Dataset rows
+ + + + + + +
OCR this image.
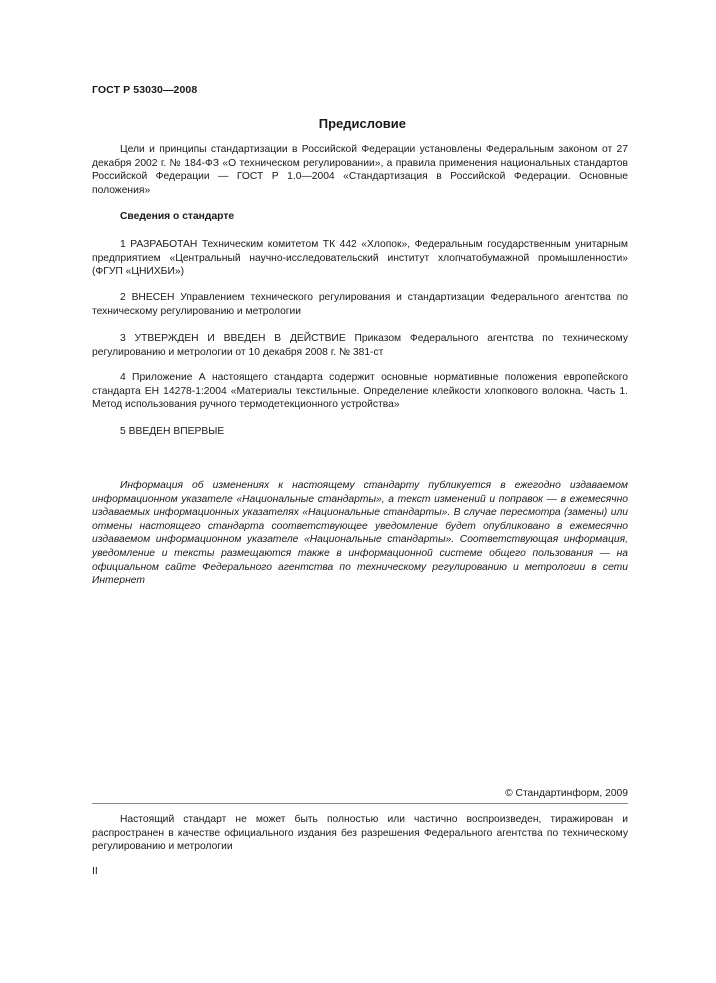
ГОСТ Р 53030—2008
Предисловие

Цели и принципы стандартизации в Российской Федерации установлены Федеральным законом от 27 декабря 2002 г. № 184-ФЗ «О техническом регулировании», а правила применения национальных стандартов Российской Федерации — ГОСТ Р 1.0—2004 «Стандартизация в Российской Федерации. Основные положения»

Сведения о стандарте

1 РАЗРАБОТАН Техническим комитетом ТК 442 «Хлопок», Федеральным государственным унитарным предприятием «Центральный научно-исследовательский институт хлопчатобумажной промышленности» (ФГУП «ЦНИХБИ»)

2 ВНЕСЕН Управлением технического регулирования и стандартизации Федерального агентства по техническому регулированию и метрологии

3 УТВЕРЖДЕН И ВВЕДЕН В ДЕЙСТВИЕ Приказом Федерального агентства по техническому регулированию и метрологии от 10 декабря 2008 г. № 381-ст

4 Приложение А настоящего стандарта содержит основные нормативные положения европейского стандарта ЕН 14278-1:2004 «Материалы текстильные. Определение клейкости хлопкового волокна. Часть 1. Метод использования ручного термодетекционного устройства»

5 ВВЕДЕН ВПЕРВЫЕ

Информация об изменениях к настоящему стандарту публикуется в ежегодно издаваемом информационном указателе «Национальные стандарты», а текст изменений и поправок — в ежемесячно издаваемых информационных указателях «Национальные стандарты». В случае пересмотра (замены) или отмены настоящего стандарта соответствующее уведомление будет опубликовано в ежемесячно издаваемом информационном указателе «Национальные стандарты». Соответствующая информация, уведомление и тексты размещаются также в информационной системе общего пользования — на официальном сайте Федерального агентства по техническому регулированию и метрологии в сети Интернет

© Стандартинформ, 2009

Настоящий стандарт не может быть полностью или частично воспроизведен, тиражирован и распространен в качестве официального издания без разрешения Федерального агентства по техническому регулированию и метрологии

II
+ + + + + + +
Every line of text is to be repeated exactly; pictures are left out.

OCR this image.
ГОСТ Р 53030—2008
Предисловие

Цели и принципы стандартизации в Российской Федерации установлены Федеральным законом от 27 декабря 2002 г. № 184-ФЗ «О техническом регулировании», а правила применения национальных стандартов Российской Федерации — ГОСТ Р 1.0—2004 «Стандартизация в Российской Федерации. Основные положения»

Сведения о стандарте

1 РАЗРАБОТАН Техническим комитетом ТК 442 «Хлопок», Федеральным государственным унитарным предприятием «Центральный научно-исследовательский институт хлопчатобумажной промышленности» (ФГУП «ЦНИХБИ»)

2 ВНЕСЕН Управлением технического регулирования и стандартизации Федерального агентства по техническому регулированию и метрологии

3 УТВЕРЖДЕН И ВВЕДЕН В ДЕЙСТВИЕ Приказом Федерального агентства по техническому регулированию и метрологии от 10 декабря 2008 г. № 381-ст

4 Приложение А настоящего стандарта содержит основные нормативные положения европейского стандарта ЕН 14278-1:2004 «Материалы текстильные. Определение клейкости хлопкового волокна. Часть 1. Метод использования ручного термодетекционного устройства»

5 ВВЕДЕН ВПЕРВЫЕ

Информация об изменениях к настоящему стандарту публикуется в ежегодно издаваемом информационном указателе «Национальные стандарты», а текст изменений и поправок — в ежемесячно издаваемых информационных указателях «Национальные стандарты». В случае пересмотра (замены) или отмены настоящего стандарта соответствующее уведомление будет опубликовано в ежемесячно издаваемом информационном указателе «Национальные стандарты». Соответствующая информация, уведомление и тексты размещаются также в информационной системе общего пользования — на официальном сайте Федерального агентства по техническому регулированию и метрологии в сети Интернет

© Стандартинформ, 2009

Настоящий стандарт не может быть полностью или частично воспроизведен, тиражирован и распространен в качестве официального издания без разрешения Федерального агентства по техническому регулированию и метрологии

II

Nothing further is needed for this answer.